▶
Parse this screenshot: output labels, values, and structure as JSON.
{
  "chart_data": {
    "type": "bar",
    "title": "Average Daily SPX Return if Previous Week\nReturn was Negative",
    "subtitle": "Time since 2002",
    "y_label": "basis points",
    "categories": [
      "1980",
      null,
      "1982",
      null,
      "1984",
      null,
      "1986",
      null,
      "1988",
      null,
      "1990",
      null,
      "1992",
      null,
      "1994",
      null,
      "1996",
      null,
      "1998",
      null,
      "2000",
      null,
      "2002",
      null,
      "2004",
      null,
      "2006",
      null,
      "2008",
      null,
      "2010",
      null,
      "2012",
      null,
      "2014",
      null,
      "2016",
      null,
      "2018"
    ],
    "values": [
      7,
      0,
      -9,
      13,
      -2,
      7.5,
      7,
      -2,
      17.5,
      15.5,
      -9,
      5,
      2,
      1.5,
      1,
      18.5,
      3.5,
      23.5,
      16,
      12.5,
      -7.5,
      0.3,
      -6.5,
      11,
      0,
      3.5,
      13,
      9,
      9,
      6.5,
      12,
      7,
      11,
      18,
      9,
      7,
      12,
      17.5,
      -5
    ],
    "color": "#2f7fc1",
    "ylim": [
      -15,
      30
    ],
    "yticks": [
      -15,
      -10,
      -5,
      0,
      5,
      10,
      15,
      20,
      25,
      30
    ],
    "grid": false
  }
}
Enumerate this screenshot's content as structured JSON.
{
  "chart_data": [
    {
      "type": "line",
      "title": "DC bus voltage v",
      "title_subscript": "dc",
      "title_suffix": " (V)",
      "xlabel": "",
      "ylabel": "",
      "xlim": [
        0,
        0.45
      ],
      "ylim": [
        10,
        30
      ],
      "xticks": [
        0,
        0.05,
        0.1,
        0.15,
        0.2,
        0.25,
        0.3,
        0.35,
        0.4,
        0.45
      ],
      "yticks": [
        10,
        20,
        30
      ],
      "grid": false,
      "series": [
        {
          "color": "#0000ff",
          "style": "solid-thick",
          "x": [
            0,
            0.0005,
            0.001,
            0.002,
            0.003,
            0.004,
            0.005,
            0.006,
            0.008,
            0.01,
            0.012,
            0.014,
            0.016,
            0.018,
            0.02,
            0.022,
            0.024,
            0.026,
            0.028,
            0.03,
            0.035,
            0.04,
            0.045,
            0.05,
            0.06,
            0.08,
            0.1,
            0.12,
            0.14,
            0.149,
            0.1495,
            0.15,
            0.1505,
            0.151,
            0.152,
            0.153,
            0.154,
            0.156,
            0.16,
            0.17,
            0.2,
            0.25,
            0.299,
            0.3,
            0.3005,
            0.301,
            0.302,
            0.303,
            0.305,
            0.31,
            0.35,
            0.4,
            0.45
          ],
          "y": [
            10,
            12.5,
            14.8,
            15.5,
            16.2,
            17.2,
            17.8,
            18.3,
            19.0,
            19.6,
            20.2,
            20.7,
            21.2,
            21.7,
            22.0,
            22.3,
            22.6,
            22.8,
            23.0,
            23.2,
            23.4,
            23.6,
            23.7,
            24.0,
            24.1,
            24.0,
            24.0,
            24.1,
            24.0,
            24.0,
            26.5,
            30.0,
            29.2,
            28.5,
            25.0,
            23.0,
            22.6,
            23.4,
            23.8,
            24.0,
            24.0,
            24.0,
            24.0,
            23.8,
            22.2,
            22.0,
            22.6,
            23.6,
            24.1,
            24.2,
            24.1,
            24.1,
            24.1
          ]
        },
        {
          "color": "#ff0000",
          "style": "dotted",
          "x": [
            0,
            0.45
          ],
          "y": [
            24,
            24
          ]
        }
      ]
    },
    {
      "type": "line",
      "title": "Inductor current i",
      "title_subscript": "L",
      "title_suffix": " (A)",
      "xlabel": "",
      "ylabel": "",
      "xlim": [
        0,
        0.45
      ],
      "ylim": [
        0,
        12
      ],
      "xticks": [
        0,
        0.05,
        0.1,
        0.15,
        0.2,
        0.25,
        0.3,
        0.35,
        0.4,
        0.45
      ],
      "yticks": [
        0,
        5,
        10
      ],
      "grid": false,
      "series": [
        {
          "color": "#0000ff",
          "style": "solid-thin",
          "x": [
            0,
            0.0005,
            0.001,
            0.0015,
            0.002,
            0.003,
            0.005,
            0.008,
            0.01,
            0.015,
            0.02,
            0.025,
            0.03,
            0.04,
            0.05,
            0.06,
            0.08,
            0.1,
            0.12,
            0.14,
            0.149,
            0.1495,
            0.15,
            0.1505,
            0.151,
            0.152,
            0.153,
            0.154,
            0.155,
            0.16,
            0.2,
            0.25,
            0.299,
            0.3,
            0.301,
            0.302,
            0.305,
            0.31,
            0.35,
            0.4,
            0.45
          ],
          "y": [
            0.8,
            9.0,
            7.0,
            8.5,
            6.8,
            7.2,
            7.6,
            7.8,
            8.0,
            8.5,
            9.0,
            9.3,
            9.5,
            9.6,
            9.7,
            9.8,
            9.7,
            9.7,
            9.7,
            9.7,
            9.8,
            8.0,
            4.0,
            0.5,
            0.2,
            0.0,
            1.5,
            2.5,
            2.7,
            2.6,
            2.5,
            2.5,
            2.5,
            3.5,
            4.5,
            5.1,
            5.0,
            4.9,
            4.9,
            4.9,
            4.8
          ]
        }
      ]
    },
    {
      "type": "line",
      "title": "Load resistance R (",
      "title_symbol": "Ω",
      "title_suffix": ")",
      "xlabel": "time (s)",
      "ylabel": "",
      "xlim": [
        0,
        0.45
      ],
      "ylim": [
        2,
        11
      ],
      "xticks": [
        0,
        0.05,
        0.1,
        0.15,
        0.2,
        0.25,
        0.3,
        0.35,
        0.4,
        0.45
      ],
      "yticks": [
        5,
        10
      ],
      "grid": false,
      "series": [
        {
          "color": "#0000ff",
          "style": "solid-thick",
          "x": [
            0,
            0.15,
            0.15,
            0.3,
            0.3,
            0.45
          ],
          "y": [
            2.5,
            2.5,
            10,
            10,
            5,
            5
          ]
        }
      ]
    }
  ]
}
◀
• _GIVEN PROBLEM_: Please reproduce each record precisely as written.

• _TASK RESULT_:
Parse this screenshot: output labels, values, and structure as JSON.
{
  "chart_data": {
    "type": "bar",
    "title": "Average Daily SPX Return if Previous Week\nReturn was Negative",
    "subtitle": "Time since 2002",
    "y_label": "basis points",
    "categories": [
      "1980",
      null,
      "1982",
      null,
      "1984",
      null,
      "1986",
      null,
      "1988",
      null,
      "1990",
      null,
      "1992",
      null,
      "1994",
      null,
      "1996",
      null,
      "1998",
      null,
      "2000",
      null,
      "2002",
      null,
      "2004",
      null,
      "2006",
      null,
      "2008",
      null,
      "2010",
      null,
      "2012",
      null,
      "2014",
      null,
      "2016",
      null,
      "2018"
    ],
    "values": [
      7,
      0,
      -9,
      13,
      -2,
      7.5,
      7,
      -2,
      17.5,
      15.5,
      -9,
      5,
      2,
      1.5,
      1,
      18.5,
      3.5,
      23.5,
      16,
      12.5,
      -7.5,
      0.3,
      -6.5,
      11,
      0,
      3.5,
      13,
      9,
      9,
      6.5,
      12,
      7,
      11,
      18,
      9,
      7,
      12,
      17.5,
      -5
    ],
    "color": "#2f7fc1",
    "ylim": [
      -15,
      30
    ],
    "yticks": [
      -15,
      -10,
      -5,
      0,
      5,
      10,
      15,
      20,
      25,
      30
    ],
    "grid": false
  }
}
Enumerate this screenshot's content as structured JSON.
{
  "chart_data": [
    {
      "type": "line",
      "title": "DC bus voltage v",
      "title_subscript": "dc",
      "title_suffix": " (V)",
      "xlabel": "",
      "ylabel": "",
      "xlim": [
        0,
        0.45
      ],
      "ylim": [
        10,
        30
      ],
      "xticks": [
        0,
        0.05,
        0.1,
        0.15,
        0.2,
        0.25,
        0.3,
        0.35,
        0.4,
        0.45
      ],
      "yticks": [
        10,
        20,
        30
      ],
      "grid": false,
      "series": [
        {
          "color": "#0000ff",
          "style": "solid-thick",
          "x": [
            0,
            0.0005,
            0.001,
            0.002,
            0.003,
            0.004,
            0.005,
            0.006,
            0.008,
            0.01,
            0.012,
            0.014,
            0.016,
            0.018,
            0.02,
            0.022,
            0.024,
            0.026,
            0.028,
            0.03,
            0.035,
            0.04,
            0.045,
            0.05,
            0.06,
            0.08,
            0.1,
            0.12,
            0.14,
            0.149,
            0.1495,
            0.15,
            0.1505,
            0.151,
            0.152,
            0.153,
            0.154,
            0.156,
            0.16,
            0.17,
            0.2,
            0.25,
            0.299,
            0.3,
            0.3005,
            0.301,
            0.302,
            0.303,
            0.305,
            0.31,
            0.35,
            0.4,
            0.45
          ],
          "y": [
            10,
            12.5,
            14.8,
            15.5,
            16.2,
            17.2,
            17.8,
            18.3,
            19.0,
            19.6,
            20.2,
            20.7,
            21.2,
            21.7,
            22.0,
            22.3,
            22.6,
            22.8,
            23.0,
            23.2,
            23.4,
            23.6,
            23.7,
            24.0,
            24.1,
            24.0,
            24.0,
            24.1,
            24.0,
            24.0,
            26.5,
            30.0,
            29.2,
            28.5,
            25.0,
            23.0,
            22.6,
            23.4,
            23.8,
            24.0,
            24.0,
            24.0,
            24.0,
            23.8,
            22.2,
            22.0,
            22.6,
            23.6,
            24.1,
            24.2,
            24.1,
            24.1,
            24.1
          ]
        },
        {
          "color": "#ff0000",
          "style": "dotted",
          "x": [
            0,
            0.45
          ],
          "y": [
            24,
            24
          ]
        }
      ]
    },
    {
      "type": "line",
      "title": "Inductor current i",
      "title_subscript": "L",
      "title_suffix": " (A)",
      "xlabel": "",
      "ylabel": "",
      "xlim": [
        0,
        0.45
      ],
      "ylim": [
        0,
        12
      ],
      "xticks": [
        0,
        0.05,
        0.1,
        0.15,
        0.2,
        0.25,
        0.3,
        0.35,
        0.4,
        0.45
      ],
      "yticks": [
        0,
        5,
        10
      ],
      "grid": false,
      "series": [
        {
          "color": "#0000ff",
          "style": "solid-thin",
          "x": [
            0,
            0.0005,
            0.001,
            0.0015,
            0.002,
            0.003,
            0.005,
            0.008,
            0.01,
            0.015,
            0.02,
            0.025,
            0.03,
            0.04,
            0.05,
            0.06,
            0.08,
            0.1,
            0.12,
            0.14,
            0.149,
            0.1495,
            0.15,
            0.1505,
            0.151,
            0.152,
            0.153,
            0.154,
            0.155,
            0.16,
            0.2,
            0.25,
            0.299,
            0.3,
            0.301,
            0.302,
            0.305,
            0.31,
            0.35,
            0.4,
            0.45
          ],
          "y": [
            0.8,
            9.0,
            7.0,
            8.5,
            6.8,
            7.2,
            7.6,
            7.8,
            8.0,
            8.5,
            9.0,
            9.3,
            9.5,
            9.6,
            9.7,
            9.8,
            9.7,
            9.7,
            9.7,
            9.7,
            9.8,
            8.0,
            4.0,
            0.5,
            0.2,
            0.0,
            1.5,
            2.5,
            2.7,
            2.6,
            2.5,
            2.5,
            2.5,
            3.5,
            4.5,
            5.1,
            5.0,
            4.9,
            4.9,
            4.9,
            4.8
          ]
        }
      ]
    },
    {
      "type": "line",
      "title": "Load resistance R (",
      "title_symbol": "Ω",
      "title_suffix": ")",
      "xlabel": "time (s)",
      "ylabel": "",
      "xlim": [
        0,
        0.45
      ],
      "ylim": [
        2,
        11
      ],
      "xticks": [
        0,
        0.05,
        0.1,
        0.15,
        0.2,
        0.25,
        0.3,
        0.35,
        0.4,
        0.45
      ],
      "yticks": [
        5,
        10
      ],
      "grid": false,
      "series": [
        {
          "color": "#0000ff",
          "style": "solid-thick",
          "x": [
            0,
            0.15,
            0.15,
            0.3,
            0.3,
            0.45
          ],
          "y": [
            2.5,
            2.5,
            10,
            10,
            5,
            5
          ]
        }
      ]
    }
  ]
}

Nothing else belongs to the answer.